[start]
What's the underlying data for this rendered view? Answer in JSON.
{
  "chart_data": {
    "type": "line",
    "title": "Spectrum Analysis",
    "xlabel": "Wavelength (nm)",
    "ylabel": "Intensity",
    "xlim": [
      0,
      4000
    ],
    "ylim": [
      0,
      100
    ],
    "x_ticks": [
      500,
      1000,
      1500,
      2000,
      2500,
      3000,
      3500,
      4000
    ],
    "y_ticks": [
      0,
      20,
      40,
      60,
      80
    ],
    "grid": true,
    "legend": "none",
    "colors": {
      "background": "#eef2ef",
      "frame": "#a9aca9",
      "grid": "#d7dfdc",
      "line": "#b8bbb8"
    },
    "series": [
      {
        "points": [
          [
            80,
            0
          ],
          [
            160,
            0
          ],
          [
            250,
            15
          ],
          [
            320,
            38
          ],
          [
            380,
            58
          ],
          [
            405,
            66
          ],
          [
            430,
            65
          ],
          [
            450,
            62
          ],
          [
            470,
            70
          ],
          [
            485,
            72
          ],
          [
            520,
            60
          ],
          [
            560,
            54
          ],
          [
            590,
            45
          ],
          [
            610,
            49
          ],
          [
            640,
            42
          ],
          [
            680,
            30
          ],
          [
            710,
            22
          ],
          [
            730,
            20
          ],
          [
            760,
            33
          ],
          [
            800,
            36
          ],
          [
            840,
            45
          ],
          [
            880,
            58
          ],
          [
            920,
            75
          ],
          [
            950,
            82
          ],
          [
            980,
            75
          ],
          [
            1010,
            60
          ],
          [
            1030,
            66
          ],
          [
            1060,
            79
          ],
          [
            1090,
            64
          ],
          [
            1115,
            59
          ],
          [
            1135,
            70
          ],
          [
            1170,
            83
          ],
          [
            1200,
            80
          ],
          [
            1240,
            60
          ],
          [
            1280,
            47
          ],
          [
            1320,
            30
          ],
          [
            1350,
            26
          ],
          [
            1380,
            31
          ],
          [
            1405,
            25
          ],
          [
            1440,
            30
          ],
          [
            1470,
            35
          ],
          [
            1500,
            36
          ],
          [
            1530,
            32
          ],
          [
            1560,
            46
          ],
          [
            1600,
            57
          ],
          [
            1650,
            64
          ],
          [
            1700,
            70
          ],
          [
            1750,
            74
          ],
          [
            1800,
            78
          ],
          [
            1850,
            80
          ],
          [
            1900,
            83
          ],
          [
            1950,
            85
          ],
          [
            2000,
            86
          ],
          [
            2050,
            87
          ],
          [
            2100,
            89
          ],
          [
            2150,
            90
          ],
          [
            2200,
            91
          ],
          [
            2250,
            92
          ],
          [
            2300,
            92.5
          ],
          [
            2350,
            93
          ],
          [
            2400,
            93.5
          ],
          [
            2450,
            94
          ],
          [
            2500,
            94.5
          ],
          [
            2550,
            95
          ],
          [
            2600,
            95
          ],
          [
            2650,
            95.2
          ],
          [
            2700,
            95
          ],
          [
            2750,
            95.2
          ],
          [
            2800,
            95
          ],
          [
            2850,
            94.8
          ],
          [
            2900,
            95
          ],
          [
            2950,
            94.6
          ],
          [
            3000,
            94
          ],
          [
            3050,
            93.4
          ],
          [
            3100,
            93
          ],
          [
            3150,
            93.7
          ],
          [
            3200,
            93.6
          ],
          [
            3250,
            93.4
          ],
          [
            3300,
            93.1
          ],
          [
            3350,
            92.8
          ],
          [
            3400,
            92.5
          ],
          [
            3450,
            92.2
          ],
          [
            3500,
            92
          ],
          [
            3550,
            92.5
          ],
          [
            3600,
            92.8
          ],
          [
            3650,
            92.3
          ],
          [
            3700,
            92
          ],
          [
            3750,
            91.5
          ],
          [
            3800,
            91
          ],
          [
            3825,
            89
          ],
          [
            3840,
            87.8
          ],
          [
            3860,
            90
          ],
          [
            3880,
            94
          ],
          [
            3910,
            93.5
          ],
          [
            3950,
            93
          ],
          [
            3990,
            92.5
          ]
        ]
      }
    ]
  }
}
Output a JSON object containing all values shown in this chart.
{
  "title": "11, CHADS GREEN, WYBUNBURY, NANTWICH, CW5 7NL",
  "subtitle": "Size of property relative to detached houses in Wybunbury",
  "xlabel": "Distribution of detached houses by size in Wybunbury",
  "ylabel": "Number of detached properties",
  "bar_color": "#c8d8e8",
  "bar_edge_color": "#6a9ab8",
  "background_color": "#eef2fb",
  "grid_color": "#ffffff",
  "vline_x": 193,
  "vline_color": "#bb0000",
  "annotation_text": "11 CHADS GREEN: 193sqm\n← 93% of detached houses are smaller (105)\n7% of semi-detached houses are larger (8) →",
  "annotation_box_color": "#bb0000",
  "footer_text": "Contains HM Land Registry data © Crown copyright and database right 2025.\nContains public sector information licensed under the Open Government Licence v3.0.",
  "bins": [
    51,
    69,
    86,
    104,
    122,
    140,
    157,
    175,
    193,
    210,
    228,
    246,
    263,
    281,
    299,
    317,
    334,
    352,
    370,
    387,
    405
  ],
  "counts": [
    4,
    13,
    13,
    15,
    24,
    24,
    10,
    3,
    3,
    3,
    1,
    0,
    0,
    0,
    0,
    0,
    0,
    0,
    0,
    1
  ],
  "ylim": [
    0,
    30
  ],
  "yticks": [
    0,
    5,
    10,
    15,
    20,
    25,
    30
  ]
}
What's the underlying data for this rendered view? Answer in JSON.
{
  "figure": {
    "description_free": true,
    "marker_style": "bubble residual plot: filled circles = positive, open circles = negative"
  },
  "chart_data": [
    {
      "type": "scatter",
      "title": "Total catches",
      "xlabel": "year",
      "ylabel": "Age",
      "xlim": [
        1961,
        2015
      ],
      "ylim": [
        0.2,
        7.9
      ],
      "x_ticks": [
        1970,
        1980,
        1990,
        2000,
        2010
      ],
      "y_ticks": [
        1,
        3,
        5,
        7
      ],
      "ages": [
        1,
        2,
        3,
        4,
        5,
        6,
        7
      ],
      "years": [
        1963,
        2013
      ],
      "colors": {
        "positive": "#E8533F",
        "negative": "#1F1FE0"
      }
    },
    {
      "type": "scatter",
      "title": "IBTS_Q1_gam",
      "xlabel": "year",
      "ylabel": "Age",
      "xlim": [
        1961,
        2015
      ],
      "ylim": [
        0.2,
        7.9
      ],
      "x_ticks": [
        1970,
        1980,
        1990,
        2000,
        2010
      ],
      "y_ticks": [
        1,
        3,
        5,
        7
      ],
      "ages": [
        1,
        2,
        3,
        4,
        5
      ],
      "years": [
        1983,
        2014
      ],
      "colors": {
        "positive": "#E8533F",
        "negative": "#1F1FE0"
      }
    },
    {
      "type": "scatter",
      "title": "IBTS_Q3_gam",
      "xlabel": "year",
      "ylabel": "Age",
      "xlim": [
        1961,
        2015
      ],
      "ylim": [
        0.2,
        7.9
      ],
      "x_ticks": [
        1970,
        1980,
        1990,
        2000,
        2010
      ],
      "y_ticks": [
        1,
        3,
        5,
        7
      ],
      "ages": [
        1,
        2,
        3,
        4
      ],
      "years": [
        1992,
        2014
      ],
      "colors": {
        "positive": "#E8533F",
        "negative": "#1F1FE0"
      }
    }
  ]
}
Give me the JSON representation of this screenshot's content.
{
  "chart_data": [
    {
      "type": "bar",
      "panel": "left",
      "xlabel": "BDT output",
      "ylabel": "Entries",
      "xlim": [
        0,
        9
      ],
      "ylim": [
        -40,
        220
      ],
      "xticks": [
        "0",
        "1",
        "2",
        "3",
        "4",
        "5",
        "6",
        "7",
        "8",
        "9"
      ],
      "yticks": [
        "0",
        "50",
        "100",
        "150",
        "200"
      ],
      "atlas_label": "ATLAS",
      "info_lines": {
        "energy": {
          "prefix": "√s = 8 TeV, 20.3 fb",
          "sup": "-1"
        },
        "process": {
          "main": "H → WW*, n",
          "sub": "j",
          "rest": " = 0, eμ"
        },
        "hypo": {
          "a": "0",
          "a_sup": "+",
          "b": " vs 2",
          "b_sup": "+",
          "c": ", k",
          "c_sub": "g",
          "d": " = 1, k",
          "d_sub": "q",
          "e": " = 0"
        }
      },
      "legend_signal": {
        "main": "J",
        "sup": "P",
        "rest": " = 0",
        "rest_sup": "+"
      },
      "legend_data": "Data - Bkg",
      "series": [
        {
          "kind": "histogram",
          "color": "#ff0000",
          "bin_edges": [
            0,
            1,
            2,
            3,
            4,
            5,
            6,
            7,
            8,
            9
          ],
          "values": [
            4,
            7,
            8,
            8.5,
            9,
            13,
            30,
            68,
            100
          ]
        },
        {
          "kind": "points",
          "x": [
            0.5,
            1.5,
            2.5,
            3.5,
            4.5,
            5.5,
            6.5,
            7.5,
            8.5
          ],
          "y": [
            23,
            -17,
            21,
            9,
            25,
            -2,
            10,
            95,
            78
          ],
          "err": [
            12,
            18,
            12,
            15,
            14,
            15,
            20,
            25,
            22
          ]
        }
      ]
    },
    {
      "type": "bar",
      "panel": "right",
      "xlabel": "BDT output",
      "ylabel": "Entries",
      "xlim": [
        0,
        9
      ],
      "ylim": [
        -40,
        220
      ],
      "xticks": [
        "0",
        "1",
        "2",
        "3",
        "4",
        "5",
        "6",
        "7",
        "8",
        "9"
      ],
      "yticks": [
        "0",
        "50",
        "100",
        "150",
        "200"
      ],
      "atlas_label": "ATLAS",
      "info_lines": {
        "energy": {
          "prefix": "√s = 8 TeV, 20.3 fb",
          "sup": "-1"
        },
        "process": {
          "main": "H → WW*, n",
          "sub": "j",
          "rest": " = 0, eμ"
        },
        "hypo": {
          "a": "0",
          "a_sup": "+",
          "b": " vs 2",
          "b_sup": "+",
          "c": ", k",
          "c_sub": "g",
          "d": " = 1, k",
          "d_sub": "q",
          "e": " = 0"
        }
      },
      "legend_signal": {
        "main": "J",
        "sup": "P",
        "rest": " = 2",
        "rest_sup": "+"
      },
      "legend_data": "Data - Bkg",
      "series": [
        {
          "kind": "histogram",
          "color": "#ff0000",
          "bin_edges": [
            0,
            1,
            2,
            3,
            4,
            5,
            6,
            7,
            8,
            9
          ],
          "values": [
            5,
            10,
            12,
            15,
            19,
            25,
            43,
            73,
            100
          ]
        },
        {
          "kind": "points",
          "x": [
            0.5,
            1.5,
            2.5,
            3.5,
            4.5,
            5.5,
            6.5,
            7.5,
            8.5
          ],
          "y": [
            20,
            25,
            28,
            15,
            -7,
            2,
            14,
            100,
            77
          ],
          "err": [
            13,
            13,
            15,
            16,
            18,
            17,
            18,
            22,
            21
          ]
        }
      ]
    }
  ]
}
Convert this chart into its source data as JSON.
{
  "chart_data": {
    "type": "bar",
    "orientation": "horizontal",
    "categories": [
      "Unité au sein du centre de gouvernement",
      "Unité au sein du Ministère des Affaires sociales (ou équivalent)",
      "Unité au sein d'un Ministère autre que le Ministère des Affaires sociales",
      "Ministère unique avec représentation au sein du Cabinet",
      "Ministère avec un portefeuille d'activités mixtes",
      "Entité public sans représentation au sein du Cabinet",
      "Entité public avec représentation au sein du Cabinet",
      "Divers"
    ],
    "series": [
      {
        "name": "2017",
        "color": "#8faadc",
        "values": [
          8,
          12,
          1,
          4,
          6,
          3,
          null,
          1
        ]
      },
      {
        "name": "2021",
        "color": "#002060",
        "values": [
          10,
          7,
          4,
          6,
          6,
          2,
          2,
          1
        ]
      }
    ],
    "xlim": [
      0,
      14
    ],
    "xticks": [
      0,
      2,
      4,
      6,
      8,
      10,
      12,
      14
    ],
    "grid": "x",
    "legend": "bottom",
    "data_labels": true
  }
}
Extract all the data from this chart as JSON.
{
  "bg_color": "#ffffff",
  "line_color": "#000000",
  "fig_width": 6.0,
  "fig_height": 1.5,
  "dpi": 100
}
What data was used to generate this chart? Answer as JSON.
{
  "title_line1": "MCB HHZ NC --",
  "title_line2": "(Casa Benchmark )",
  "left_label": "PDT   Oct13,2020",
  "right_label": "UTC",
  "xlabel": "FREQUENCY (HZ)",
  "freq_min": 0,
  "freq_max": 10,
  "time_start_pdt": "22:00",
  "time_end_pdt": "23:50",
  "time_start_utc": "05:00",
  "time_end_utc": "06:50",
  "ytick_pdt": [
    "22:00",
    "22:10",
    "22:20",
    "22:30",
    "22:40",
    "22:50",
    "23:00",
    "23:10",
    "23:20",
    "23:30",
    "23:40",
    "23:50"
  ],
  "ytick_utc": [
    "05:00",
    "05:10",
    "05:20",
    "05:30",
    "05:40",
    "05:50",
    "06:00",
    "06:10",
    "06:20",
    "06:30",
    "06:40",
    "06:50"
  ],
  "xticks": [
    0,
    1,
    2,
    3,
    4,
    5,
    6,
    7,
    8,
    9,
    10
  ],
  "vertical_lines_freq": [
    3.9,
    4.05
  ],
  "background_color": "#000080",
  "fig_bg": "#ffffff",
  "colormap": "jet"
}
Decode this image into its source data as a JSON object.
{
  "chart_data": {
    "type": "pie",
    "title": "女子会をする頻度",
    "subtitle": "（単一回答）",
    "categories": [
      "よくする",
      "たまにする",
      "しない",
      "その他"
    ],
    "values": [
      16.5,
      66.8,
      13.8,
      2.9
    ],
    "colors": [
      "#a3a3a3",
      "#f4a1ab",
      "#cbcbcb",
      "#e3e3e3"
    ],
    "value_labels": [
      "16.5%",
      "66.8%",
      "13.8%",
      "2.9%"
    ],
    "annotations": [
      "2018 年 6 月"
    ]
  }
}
[end]
*OBJECTIVE*.
Report how many lines of the listing hold the string "CHADS", giving only the number.

*EXERCISE RESULT*.
2